## PROBLEM REQUIREMENTS
Reproduce the material in full, exactly as written.

(Stored items)
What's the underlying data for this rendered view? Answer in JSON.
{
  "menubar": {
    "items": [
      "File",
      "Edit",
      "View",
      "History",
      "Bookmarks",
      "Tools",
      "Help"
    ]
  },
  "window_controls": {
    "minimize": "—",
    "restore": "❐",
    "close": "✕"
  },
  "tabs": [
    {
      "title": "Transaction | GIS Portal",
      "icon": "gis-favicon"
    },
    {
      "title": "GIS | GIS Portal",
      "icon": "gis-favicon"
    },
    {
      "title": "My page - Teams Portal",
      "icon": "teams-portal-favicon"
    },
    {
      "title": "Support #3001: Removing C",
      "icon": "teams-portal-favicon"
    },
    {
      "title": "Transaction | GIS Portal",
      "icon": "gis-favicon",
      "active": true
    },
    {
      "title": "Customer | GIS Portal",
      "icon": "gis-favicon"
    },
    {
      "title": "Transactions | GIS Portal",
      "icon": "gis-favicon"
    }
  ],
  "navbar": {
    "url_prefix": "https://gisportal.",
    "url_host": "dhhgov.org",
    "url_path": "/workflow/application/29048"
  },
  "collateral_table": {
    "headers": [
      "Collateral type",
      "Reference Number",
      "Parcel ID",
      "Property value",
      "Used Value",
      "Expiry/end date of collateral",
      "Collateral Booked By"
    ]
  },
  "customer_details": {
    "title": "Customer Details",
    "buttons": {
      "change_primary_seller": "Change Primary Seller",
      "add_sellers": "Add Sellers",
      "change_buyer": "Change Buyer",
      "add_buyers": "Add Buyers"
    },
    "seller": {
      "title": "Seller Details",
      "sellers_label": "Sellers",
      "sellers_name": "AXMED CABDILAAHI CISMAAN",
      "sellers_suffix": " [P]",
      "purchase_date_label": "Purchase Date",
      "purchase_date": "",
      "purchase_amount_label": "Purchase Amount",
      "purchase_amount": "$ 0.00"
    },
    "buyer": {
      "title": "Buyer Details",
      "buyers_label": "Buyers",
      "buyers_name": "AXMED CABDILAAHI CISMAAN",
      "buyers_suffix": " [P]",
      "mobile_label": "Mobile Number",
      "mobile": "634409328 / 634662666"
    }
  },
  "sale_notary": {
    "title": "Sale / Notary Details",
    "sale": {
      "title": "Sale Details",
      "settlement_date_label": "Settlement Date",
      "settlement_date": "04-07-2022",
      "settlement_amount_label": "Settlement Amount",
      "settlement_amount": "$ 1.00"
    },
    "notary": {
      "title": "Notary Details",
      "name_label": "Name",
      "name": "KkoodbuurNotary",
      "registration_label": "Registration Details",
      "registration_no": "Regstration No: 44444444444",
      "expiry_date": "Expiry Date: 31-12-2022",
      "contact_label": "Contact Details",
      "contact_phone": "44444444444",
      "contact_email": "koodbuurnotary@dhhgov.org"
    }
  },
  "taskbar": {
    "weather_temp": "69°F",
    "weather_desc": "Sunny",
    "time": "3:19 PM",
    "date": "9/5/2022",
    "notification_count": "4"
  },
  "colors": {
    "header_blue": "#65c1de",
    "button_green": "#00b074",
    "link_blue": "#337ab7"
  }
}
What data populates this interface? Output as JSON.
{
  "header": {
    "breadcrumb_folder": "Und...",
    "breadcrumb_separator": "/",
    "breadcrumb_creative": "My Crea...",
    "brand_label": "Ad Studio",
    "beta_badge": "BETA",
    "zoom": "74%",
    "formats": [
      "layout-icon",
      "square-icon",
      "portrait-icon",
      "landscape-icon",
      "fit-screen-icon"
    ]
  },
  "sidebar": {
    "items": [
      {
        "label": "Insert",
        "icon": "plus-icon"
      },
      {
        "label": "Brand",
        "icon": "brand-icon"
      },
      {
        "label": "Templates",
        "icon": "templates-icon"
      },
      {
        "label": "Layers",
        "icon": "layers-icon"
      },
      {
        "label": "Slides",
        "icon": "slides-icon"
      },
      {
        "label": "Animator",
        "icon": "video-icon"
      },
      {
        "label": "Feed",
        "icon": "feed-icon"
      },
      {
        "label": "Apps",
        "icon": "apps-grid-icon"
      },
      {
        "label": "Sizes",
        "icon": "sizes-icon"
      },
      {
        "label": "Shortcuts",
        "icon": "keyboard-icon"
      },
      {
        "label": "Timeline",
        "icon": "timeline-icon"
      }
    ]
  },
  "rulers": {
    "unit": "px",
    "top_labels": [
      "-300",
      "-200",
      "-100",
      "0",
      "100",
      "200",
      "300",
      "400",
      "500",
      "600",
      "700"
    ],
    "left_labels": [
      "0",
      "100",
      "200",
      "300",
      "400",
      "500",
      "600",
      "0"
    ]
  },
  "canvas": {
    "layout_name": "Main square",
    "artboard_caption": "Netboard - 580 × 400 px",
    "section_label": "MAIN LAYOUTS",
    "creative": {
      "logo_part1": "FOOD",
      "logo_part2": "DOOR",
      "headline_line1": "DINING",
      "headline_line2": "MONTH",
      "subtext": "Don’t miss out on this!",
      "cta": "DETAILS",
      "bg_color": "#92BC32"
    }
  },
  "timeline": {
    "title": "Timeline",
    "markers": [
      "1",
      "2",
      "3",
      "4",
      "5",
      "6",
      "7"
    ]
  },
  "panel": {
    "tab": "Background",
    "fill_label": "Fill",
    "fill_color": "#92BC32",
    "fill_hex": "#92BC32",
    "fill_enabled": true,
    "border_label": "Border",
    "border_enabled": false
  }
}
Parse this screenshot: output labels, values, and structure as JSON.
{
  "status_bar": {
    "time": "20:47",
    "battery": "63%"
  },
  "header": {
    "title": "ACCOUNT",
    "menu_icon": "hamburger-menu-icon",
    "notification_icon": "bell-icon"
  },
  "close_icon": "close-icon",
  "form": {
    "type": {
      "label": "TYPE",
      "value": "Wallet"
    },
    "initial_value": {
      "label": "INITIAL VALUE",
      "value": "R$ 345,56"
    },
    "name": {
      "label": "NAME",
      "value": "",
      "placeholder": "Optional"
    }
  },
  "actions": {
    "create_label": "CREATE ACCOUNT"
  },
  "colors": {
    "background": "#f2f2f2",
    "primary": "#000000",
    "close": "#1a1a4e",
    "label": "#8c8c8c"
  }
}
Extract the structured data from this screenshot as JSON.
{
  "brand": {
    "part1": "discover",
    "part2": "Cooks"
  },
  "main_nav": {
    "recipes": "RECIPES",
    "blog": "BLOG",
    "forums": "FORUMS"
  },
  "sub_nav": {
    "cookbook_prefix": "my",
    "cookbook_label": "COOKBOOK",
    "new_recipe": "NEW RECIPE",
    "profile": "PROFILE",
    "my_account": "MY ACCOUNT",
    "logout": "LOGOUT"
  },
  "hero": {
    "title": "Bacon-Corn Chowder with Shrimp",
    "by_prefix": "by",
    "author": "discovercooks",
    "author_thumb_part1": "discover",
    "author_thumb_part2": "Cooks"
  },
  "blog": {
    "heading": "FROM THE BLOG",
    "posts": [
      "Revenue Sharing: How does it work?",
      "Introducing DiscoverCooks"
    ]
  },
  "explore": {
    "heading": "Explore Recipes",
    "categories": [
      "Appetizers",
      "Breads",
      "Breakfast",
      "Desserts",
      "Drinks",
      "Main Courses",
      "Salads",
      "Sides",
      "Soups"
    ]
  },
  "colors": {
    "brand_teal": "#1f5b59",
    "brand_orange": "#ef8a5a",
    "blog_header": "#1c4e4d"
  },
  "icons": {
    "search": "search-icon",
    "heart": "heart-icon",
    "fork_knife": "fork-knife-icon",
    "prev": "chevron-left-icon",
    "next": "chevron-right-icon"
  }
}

## IN RESPONSE
What's the underlying data for this rendered view? Answer in JSON.
{
  "menubar": {
    "items": [
      "File",
      "Edit",
      "View",
      "History",
      "Bookmarks",
      "Tools",
      "Help"
    ]
  },
  "window_controls": {
    "minimize": "—",
    "restore": "❐",
    "close": "✕"
  },
  "tabs": [
    {
      "title": "Transaction | GIS Portal",
      "icon": "gis-favicon"
    },
    {
      "title": "GIS | GIS Portal",
      "icon": "gis-favicon"
    },
    {
      "title": "My page - Teams Portal",
      "icon": "teams-portal-favicon"
    },
    {
      "title": "Support #3001: Removing C",
      "icon": "teams-portal-favicon"
    },
    {
      "title": "Transaction | GIS Portal",
      "icon": "gis-favicon",
      "active": true
    },
    {
      "title": "Customer | GIS Portal",
      "icon": "gis-favicon"
    },
    {
      "title": "Transactions | GIS Portal",
      "icon": "gis-favicon"
    }
  ],
  "navbar": {
    "url_prefix": "https://gisportal.",
    "url_host": "dhhgov.org",
    "url_path": "/workflow/application/29048"
  },
  "collateral_table": {
    "headers": [
      "Collateral type",
      "Reference Number",
      "Parcel ID",
      "Property value",
      "Used Value",
      "Expiry/end date of collateral",
      "Collateral Booked By"
    ]
  },
  "customer_details": {
    "title": "Customer Details",
    "buttons": {
      "change_primary_seller": "Change Primary Seller",
      "add_sellers": "Add Sellers",
      "change_buyer": "Change Buyer",
      "add_buyers": "Add Buyers"
    },
    "seller": {
      "title": "Seller Details",
      "sellers_label": "Sellers",
      "sellers_name": "AXMED CABDILAAHI CISMAAN",
      "sellers_suffix": " [P]",
      "purchase_date_label": "Purchase Date",
      "purchase_date": "",
      "purchase_amount_label": "Purchase Amount",
      "purchase_amount": "$ 0.00"
    },
    "buyer": {
      "title": "Buyer Details",
      "buyers_label": "Buyers",
      "buyers_name": "AXMED CABDILAAHI CISMAAN",
      "buyers_suffix": " [P]",
      "mobile_label": "Mobile Number",
      "mobile": "634409328 / 634662666"
    }
  },
  "sale_notary": {
    "title": "Sale / Notary Details",
    "sale": {
      "title": "Sale Details",
      "settlement_date_label": "Settlement Date",
      "settlement_date": "04-07-2022",
      "settlement_amount_label": "Settlement Amount",
      "settlement_amount": "$ 1.00"
    },
    "notary": {
      "title": "Notary Details",
      "name_label": "Name",
      "name": "KkoodbuurNotary",
      "registration_label": "Registration Details",
      "registration_no": "Regstration No: 44444444444",
      "expiry_date": "Expiry Date: 31-12-2022",
      "contact_label": "Contact Details",
      "contact_phone": "44444444444",
      "contact_email": "koodbuurnotary@dhhgov.org"
    }
  },
  "taskbar": {
    "weather_temp": "69°F",
    "weather_desc": "Sunny",
    "time": "3:19 PM",
    "date": "9/5/2022",
    "notification_count": "4"
  },
  "colors": {
    "header_blue": "#65c1de",
    "button_green": "#00b074",
    "link_blue": "#337ab7"
  }
}
What data populates this interface? Output as JSON.
{
  "header": {
    "breadcrumb_folder": "Und...",
    "breadcrumb_separator": "/",
    "breadcrumb_creative": "My Crea...",
    "brand_label": "Ad Studio",
    "beta_badge": "BETA",
    "zoom": "74%",
    "formats": [
      "layout-icon",
      "square-icon",
      "portrait-icon",
      "landscape-icon",
      "fit-screen-icon"
    ]
  },
  "sidebar": {
    "items": [
      {
        "label": "Insert",
        "icon": "plus-icon"
      },
      {
        "label": "Brand",
        "icon": "brand-icon"
      },
      {
        "label": "Templates",
        "icon": "templates-icon"
      },
      {
        "label": "Layers",
        "icon": "layers-icon"
      },
      {
        "label": "Slides",
        "icon": "slides-icon"
      },
      {
        "label": "Animator",
        "icon": "video-icon"
      },
      {
        "label": "Feed",
        "icon": "feed-icon"
      },
      {
        "label": "Apps",
        "icon": "apps-grid-icon"
      },
      {
        "label": "Sizes",
        "icon": "sizes-icon"
      },
      {
        "label": "Shortcuts",
        "icon": "keyboard-icon"
      },
      {
        "label": "Timeline",
        "icon": "timeline-icon"
      }
    ]
  },
  "rulers": {
    "unit": "px",
    "top_labels": [
      "-300",
      "-200",
      "-100",
      "0",
      "100",
      "200",
      "300",
      "400",
      "500",
      "600",
      "700"
    ],
    "left_labels": [
      "0",
      "100",
      "200",
      "300",
      "400",
      "500",
      "600",
      "0"
    ]
  },
  "canvas": {
    "layout_name": "Main square",
    "artboard_caption": "Netboard - 580 × 400 px",
    "section_label": "MAIN LAYOUTS",
    "creative": {
      "logo_part1": "FOOD",
      "logo_part2": "DOOR",
      "headline_line1": "DINING",
      "headline_line2": "MONTH",
      "subtext": "Don’t miss out on this!",
      "cta": "DETAILS",
      "bg_color": "#92BC32"
    }
  },
  "timeline": {
    "title": "Timeline",
    "markers": [
      "1",
      "2",
      "3",
      "4",
      "5",
      "6",
      "7"
    ]
  },
  "panel": {
    "tab": "Background",
    "fill_label": "Fill",
    "fill_color": "#92BC32",
    "fill_hex": "#92BC32",
    "fill_enabled": true,
    "border_label": "Border",
    "border_enabled": false
  }
}
Parse this screenshot: output labels, values, and structure as JSON.
{
  "status_bar": {
    "time": "20:47",
    "battery": "63%"
  },
  "header": {
    "title": "ACCOUNT",
    "menu_icon": "hamburger-menu-icon",
    "notification_icon": "bell-icon"
  },
  "close_icon": "close-icon",
  "form": {
    "type": {
      "label": "TYPE",
      "value": "Wallet"
    },
    "initial_value": {
      "label": "INITIAL VALUE",
      "value": "R$ 345,56"
    },
    "name": {
      "label": "NAME",
      "value": "",
      "placeholder": "Optional"
    }
  },
  "actions": {
    "create_label": "CREATE ACCOUNT"
  },
  "colors": {
    "background": "#f2f2f2",
    "primary": "#000000",
    "close": "#1a1a4e",
    "label": "#8c8c8c"
  }
}
Extract the structured data from this screenshot as JSON.
{
  "brand": {
    "part1": "discover",
    "part2": "Cooks"
  },
  "main_nav": {
    "recipes": "RECIPES",
    "blog": "BLOG",
    "forums": "FORUMS"
  },
  "sub_nav": {
    "cookbook_prefix": "my",
    "cookbook_label": "COOKBOOK",
    "new_recipe": "NEW RECIPE",
    "profile": "PROFILE",
    "my_account": "MY ACCOUNT",
    "logout": "LOGOUT"
  },
  "hero": {
    "title": "Bacon-Corn Chowder with Shrimp",
    "by_prefix": "by",
    "author": "discovercooks",
    "author_thumb_part1": "discover",
    "author_thumb_part2": "Cooks"
  },
  "blog": {
    "heading": "FROM THE BLOG",
    "posts": [
      "Revenue Sharing: How does it work?",
      "Introducing DiscoverCooks"
    ]
  },
  "explore": {
    "heading": "Explore Recipes",
    "categories": [
      "Appetizers",
      "Breads",
      "Breakfast",
      "Desserts",
      "Drinks",
      "Main Courses",
      "Salads",
      "Sides",
      "Soups"
    ]
  },
  "colors": {
    "brand_teal": "#1f5b59",
    "brand_orange": "#ef8a5a",
    "blog_header": "#1c4e4d"
  },
  "icons": {
    "search": "search-icon",
    "heart": "heart-icon",
    "fork_knife": "fork-knife-icon",
    "prev": "chevron-left-icon",
    "next": "chevron-right-icon"
  }
}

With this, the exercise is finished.